= Aim of the exercise =
Reproduce all of the data exactly, with no line skipped.

'''

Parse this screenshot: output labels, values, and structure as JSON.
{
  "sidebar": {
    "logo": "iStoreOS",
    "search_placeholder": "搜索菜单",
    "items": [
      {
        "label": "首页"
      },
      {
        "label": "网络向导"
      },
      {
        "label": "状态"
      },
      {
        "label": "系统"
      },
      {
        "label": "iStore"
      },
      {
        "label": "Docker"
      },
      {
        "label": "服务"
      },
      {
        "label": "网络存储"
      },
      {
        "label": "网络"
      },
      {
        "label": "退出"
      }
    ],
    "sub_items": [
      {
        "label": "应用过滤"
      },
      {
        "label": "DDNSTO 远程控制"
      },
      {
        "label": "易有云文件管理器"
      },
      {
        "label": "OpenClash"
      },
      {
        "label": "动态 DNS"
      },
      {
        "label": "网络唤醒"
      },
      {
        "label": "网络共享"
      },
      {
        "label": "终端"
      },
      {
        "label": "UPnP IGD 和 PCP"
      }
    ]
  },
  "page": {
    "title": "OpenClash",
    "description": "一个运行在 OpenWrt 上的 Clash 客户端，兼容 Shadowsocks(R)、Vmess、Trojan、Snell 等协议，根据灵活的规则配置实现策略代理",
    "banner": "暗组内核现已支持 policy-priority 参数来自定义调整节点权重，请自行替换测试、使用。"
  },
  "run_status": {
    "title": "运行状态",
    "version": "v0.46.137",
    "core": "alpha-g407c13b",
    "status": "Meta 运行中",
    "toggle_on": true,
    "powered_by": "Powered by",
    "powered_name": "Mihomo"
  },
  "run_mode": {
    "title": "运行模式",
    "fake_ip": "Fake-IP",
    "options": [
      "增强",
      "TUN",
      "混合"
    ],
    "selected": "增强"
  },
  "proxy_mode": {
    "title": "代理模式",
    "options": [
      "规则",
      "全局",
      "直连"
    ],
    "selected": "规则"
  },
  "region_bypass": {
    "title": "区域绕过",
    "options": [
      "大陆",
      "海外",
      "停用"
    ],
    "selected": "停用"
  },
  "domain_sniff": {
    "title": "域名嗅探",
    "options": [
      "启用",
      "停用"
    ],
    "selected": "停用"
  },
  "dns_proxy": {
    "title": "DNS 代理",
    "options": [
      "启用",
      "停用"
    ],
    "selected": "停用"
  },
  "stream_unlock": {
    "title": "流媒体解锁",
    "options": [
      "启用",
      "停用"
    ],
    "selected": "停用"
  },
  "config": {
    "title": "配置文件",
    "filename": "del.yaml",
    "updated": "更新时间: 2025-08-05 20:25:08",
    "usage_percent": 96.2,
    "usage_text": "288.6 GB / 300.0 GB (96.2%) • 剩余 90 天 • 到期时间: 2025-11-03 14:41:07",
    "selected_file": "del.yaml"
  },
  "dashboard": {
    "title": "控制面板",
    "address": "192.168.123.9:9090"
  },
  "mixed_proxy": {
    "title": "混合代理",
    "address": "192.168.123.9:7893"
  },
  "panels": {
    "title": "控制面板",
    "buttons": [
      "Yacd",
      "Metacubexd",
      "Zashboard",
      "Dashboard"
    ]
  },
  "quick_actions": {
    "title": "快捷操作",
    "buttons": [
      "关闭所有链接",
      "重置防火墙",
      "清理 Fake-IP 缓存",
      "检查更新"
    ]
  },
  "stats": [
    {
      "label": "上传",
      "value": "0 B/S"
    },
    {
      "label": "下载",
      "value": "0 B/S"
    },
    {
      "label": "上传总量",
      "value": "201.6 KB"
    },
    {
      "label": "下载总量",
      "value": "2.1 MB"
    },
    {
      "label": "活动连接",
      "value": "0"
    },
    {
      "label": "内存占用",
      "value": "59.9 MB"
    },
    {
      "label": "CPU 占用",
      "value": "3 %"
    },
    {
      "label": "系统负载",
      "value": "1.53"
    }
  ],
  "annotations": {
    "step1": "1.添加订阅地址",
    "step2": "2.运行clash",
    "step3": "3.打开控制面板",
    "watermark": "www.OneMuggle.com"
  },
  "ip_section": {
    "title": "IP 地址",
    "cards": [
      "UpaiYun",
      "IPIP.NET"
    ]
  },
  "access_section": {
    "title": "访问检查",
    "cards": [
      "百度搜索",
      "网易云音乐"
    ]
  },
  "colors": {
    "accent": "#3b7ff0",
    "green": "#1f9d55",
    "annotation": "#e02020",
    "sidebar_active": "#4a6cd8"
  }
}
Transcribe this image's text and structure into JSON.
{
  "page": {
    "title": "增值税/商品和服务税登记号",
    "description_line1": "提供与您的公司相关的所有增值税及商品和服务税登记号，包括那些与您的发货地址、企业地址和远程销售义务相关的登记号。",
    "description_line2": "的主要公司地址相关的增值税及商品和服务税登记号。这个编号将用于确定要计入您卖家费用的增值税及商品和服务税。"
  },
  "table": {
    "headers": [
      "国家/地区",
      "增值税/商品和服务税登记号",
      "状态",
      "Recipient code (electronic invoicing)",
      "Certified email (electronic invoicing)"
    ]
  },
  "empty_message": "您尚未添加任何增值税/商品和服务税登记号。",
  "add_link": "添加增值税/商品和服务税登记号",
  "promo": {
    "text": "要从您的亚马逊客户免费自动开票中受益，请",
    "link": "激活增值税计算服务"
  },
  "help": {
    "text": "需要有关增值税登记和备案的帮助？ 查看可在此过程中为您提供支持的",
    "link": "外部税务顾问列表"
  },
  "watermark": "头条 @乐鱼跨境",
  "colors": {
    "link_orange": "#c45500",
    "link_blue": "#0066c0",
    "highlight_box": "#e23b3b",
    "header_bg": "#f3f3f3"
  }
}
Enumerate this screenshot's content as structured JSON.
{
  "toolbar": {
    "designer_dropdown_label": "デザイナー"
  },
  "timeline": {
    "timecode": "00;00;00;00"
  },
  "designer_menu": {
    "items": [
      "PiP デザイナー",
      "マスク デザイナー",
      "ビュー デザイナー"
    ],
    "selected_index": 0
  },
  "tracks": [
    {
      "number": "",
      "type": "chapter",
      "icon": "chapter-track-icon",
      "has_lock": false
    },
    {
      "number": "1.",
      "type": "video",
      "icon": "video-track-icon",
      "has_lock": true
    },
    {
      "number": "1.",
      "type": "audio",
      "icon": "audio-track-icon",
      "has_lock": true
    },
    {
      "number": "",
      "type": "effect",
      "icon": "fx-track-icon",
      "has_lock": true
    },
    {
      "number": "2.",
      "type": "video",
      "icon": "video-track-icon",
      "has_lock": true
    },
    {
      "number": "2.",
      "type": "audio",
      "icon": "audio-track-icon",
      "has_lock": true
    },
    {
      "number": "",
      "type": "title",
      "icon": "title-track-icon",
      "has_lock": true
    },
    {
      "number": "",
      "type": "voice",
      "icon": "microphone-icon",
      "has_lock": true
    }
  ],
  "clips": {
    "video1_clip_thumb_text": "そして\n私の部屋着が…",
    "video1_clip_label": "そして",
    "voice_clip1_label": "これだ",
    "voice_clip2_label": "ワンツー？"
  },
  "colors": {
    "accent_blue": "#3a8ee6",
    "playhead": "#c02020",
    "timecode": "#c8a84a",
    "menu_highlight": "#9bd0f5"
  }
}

'''

= Result =
Parse this screenshot: output labels, values, and structure as JSON.
{
  "sidebar": {
    "logo": "iStoreOS",
    "search_placeholder": "搜索菜单",
    "items": [
      {
        "label": "首页"
      },
      {
        "label": "网络向导"
      },
      {
        "label": "状态"
      },
      {
        "label": "系统"
      },
      {
        "label": "iStore"
      },
      {
        "label": "Docker"
      },
      {
        "label": "服务"
      },
      {
        "label": "网络存储"
      },
      {
        "label": "网络"
      },
      {
        "label": "退出"
      }
    ],
    "sub_items": [
      {
        "label": "应用过滤"
      },
      {
        "label": "DDNSTO 远程控制"
      },
      {
        "label": "易有云文件管理器"
      },
      {
        "label": "OpenClash"
      },
      {
        "label": "动态 DNS"
      },
      {
        "label": "网络唤醒"
      },
      {
        "label": "网络共享"
      },
      {
        "label": "终端"
      },
      {
        "label": "UPnP IGD 和 PCP"
      }
    ]
  },
  "page": {
    "title": "OpenClash",
    "description": "一个运行在 OpenWrt 上的 Clash 客户端，兼容 Shadowsocks(R)、Vmess、Trojan、Snell 等协议，根据灵活的规则配置实现策略代理",
    "banner": "暗组内核现已支持 policy-priority 参数来自定义调整节点权重，请自行替换测试、使用。"
  },
  "run_status": {
    "title": "运行状态",
    "version": "v0.46.137",
    "core": "alpha-g407c13b",
    "status": "Meta 运行中",
    "toggle_on": true,
    "powered_by": "Powered by",
    "powered_name": "Mihomo"
  },
  "run_mode": {
    "title": "运行模式",
    "fake_ip": "Fake-IP",
    "options": [
      "增强",
      "TUN",
      "混合"
    ],
    "selected": "增强"
  },
  "proxy_mode": {
    "title": "代理模式",
    "options": [
      "规则",
      "全局",
      "直连"
    ],
    "selected": "规则"
  },
  "region_bypass": {
    "title": "区域绕过",
    "options": [
      "大陆",
      "海外",
      "停用"
    ],
    "selected": "停用"
  },
  "domain_sniff": {
    "title": "域名嗅探",
    "options": [
      "启用",
      "停用"
    ],
    "selected": "停用"
  },
  "dns_proxy": {
    "title": "DNS 代理",
    "options": [
      "启用",
      "停用"
    ],
    "selected": "停用"
  },
  "stream_unlock": {
    "title": "流媒体解锁",
    "options": [
      "启用",
      "停用"
    ],
    "selected": "停用"
  },
  "config": {
    "title": "配置文件",
    "filename": "del.yaml",
    "updated": "更新时间: 2025-08-05 20:25:08",
    "usage_percent": 96.2,
    "usage_text": "288.6 GB / 300.0 GB (96.2%) • 剩余 90 天 • 到期时间: 2025-11-03 14:41:07",
    "selected_file": "del.yaml"
  },
  "dashboard": {
    "title": "控制面板",
    "address": "192.168.123.9:9090"
  },
  "mixed_proxy": {
    "title": "混合代理",
    "address": "192.168.123.9:7893"
  },
  "panels": {
    "title": "控制面板",
    "buttons": [
      "Yacd",
      "Metacubexd",
      "Zashboard",
      "Dashboard"
    ]
  },
  "quick_actions": {
    "title": "快捷操作",
    "buttons": [
      "关闭所有链接",
      "重置防火墙",
      "清理 Fake-IP 缓存",
      "检查更新"
    ]
  },
  "stats": [
    {
      "label": "上传",
      "value": "0 B/S"
    },
    {
      "label": "下载",
      "value": "0 B/S"
    },
    {
      "label": "上传总量",
      "value": "201.6 KB"
    },
    {
      "label": "下载总量",
      "value": "2.1 MB"
    },
    {
      "label": "活动连接",
      "value": "0"
    },
    {
      "label": "内存占用",
      "value": "59.9 MB"
    },
    {
      "label": "CPU 占用",
      "value": "3 %"
    },
    {
      "label": "系统负载",
      "value": "1.53"
    }
  ],
  "annotations": {
    "step1": "1.添加订阅地址",
    "step2": "2.运行clash",
    "step3": "3.打开控制面板",
    "watermark": "www.OneMuggle.com"
  },
  "ip_section": {
    "title": "IP 地址",
    "cards": [
      "UpaiYun",
      "IPIP.NET"
    ]
  },
  "access_section": {
    "title": "访问检查",
    "cards": [
      "百度搜索",
      "网易云音乐"
    ]
  },
  "colors": {
    "accent": "#3b7ff0",
    "green": "#1f9d55",
    "annotation": "#e02020",
    "sidebar_active": "#4a6cd8"
  }
}
Transcribe this image's text and structure into JSON.
{
  "page": {
    "title": "增值税/商品和服务税登记号",
    "description_line1": "提供与您的公司相关的所有增值税及商品和服务税登记号，包括那些与您的发货地址、企业地址和远程销售义务相关的登记号。",
    "description_line2": "的主要公司地址相关的增值税及商品和服务税登记号。这个编号将用于确定要计入您卖家费用的增值税及商品和服务税。"
  },
  "table": {
    "headers": [
      "国家/地区",
      "增值税/商品和服务税登记号",
      "状态",
      "Recipient code (electronic invoicing)",
      "Certified email (electronic invoicing)"
    ]
  },
  "empty_message": "您尚未添加任何增值税/商品和服务税登记号。",
  "add_link": "添加增值税/商品和服务税登记号",
  "promo": {
    "text": "要从您的亚马逊客户免费自动开票中受益，请",
    "link": "激活增值税计算服务"
  },
  "help": {
    "text": "需要有关增值税登记和备案的帮助？ 查看可在此过程中为您提供支持的",
    "link": "外部税务顾问列表"
  },
  "watermark": "头条 @乐鱼跨境",
  "colors": {
    "link_orange": "#c45500",
    "link_blue": "#0066c0",
    "highlight_box": "#e23b3b",
    "header_bg": "#f3f3f3"
  }
}
Enumerate this screenshot's content as structured JSON.
{
  "toolbar": {
    "designer_dropdown_label": "デザイナー"
  },
  "timeline": {
    "timecode": "00;00;00;00"
  },
  "designer_menu": {
    "items": [
      "PiP デザイナー",
      "マスク デザイナー",
      "ビュー デザイナー"
    ],
    "selected_index": 0
  },
  "tracks": [
    {
      "number": "",
      "type": "chapter",
      "icon": "chapter-track-icon",
      "has_lock": false
    },
    {
      "number": "1.",
      "type": "video",
      "icon": "video-track-icon",
      "has_lock": true
    },
    {
      "number": "1.",
      "type": "audio",
      "icon": "audio-track-icon",
      "has_lock": true
    },
    {
      "number": "",
      "type": "effect",
      "icon": "fx-track-icon",
      "has_lock": true
    },
    {
      "number": "2.",
      "type": "video",
      "icon": "video-track-icon",
      "has_lock": true
    },
    {
      "number": "2.",
      "type": "audio",
      "icon": "audio-track-icon",
      "has_lock": true
    },
    {
      "number": "",
      "type": "title",
      "icon": "title-track-icon",
      "has_lock": true
    },
    {
      "number": "",
      "type": "voice",
      "icon": "microphone-icon",
      "has_lock": true
    }
  ],
  "clips": {
    "video1_clip_thumb_text": "そして\n私の部屋着が…",
    "video1_clip_label": "そして",
    "voice_clip1_label": "これだ",
    "voice_clip2_label": "ワンツー？"
  },
  "colors": {
    "accent_blue": "#3a8ee6",
    "playhead": "#c02020",
    "timecode": "#c8a84a",
    "menu_highlight": "#9bd0f5"
  }
}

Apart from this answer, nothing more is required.